**Objective:**
Copy out all the entries exactly.

################

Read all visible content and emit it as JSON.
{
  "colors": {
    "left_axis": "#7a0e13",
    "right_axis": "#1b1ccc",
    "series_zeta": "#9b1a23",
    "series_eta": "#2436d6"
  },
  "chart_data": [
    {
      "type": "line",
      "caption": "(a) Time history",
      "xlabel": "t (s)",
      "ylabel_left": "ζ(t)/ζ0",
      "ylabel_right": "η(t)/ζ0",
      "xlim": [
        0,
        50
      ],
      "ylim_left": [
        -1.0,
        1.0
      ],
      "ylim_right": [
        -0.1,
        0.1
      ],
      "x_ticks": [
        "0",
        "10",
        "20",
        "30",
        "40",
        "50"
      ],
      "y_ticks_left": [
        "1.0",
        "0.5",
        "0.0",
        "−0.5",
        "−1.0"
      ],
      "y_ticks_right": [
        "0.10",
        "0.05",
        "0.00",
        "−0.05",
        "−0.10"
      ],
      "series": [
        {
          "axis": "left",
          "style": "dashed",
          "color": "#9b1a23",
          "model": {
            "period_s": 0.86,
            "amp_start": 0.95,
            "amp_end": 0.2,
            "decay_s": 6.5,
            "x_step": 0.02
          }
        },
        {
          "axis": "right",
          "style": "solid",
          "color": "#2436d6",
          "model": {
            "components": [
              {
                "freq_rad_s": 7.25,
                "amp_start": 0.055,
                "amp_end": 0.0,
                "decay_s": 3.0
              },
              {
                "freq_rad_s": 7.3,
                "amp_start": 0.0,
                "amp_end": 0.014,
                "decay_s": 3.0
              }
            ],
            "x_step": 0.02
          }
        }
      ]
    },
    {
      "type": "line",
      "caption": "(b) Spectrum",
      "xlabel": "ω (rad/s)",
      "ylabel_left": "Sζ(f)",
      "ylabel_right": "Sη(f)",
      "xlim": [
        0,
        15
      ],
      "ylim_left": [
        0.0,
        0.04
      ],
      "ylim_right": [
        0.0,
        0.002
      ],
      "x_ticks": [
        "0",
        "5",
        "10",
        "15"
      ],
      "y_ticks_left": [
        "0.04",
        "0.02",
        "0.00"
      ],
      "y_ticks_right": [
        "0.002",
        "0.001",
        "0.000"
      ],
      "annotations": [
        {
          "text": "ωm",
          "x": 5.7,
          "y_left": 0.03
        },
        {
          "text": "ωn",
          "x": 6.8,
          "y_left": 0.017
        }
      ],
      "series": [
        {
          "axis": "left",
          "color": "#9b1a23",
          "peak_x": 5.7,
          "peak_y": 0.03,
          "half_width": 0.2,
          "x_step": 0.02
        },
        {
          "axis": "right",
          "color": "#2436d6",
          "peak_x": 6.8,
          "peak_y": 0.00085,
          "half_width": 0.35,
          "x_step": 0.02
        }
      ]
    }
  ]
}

################

**Solution:**
Read all visible content and emit it as JSON.
{
  "colors": {
    "left_axis": "#7a0e13",
    "right_axis": "#1b1ccc",
    "series_zeta": "#9b1a23",
    "series_eta": "#2436d6"
  },
  "chart_data": [
    {
      "type": "line",
      "caption": "(a) Time history",
      "xlabel": "t (s)",
      "ylabel_left": "ζ(t)/ζ0",
      "ylabel_right": "η(t)/ζ0",
      "xlim": [
        0,
        50
      ],
      "ylim_left": [
        -1.0,
        1.0
      ],
      "ylim_right": [
        -0.1,
        0.1
      ],
      "x_ticks": [
        "0",
        "10",
        "20",
        "30",
        "40",
        "50"
      ],
      "y_ticks_left": [
        "1.0",
        "0.5",
        "0.0",
        "−0.5",
        "−1.0"
      ],
      "y_ticks_right": [
        "0.10",
        "0.05",
        "0.00",
        "−0.05",
        "−0.10"
      ],
      "series": [
        {
          "axis": "left",
          "style": "dashed",
          "color": "#9b1a23",
          "model": {
            "period_s": 0.86,
            "amp_start": 0.95,
            "amp_end": 0.2,
            "decay_s": 6.5,
            "x_step": 0.02
          }
        },
        {
          "axis": "right",
          "style": "solid",
          "color": "#2436d6",
          "model": {
            "components": [
              {
                "freq_rad_s": 7.25,
                "amp_start": 0.055,
                "amp_end": 0.0,
                "decay_s": 3.0
              },
              {
                "freq_rad_s": 7.3,
                "amp_start": 0.0,
                "amp_end": 0.014,
                "decay_s": 3.0
              }
            ],
            "x_step": 0.02
          }
        }
      ]
    },
    {
      "type": "line",
      "caption": "(b) Spectrum",
      "xlabel": "ω (rad/s)",
      "ylabel_left": "Sζ(f)",
      "ylabel_right": "Sη(f)",
      "xlim": [
        0,
        15
      ],
      "ylim_left": [
        0.0,
        0.04
      ],
      "ylim_right": [
        0.0,
        0.002
      ],
      "x_ticks": [
        "0",
        "5",
        "10",
        "15"
      ],
      "y_ticks_left": [
        "0.04",
        "0.02",
        "0.00"
      ],
      "y_ticks_right": [
        "0.002",
        "0.001",
        "0.000"
      ],
      "annotations": [
        {
          "text": "ωm",
          "x": 5.7,
          "y_left": 0.03
        },
        {
          "text": "ωn",
          "x": 6.8,
          "y_left": 0.017
        }
      ],
      "series": [
        {
          "axis": "left",
          "color": "#9b1a23",
          "peak_x": 5.7,
          "peak_y": 0.03,
          "half_width": 0.2,
          "x_step": 0.02
        },
        {
          "axis": "right",
          "color": "#2436d6",
          "peak_x": 6.8,
          "peak_y": 0.00085,
          "half_width": 0.35,
          "x_step": 0.02
        }
      ]
    }
  ]
}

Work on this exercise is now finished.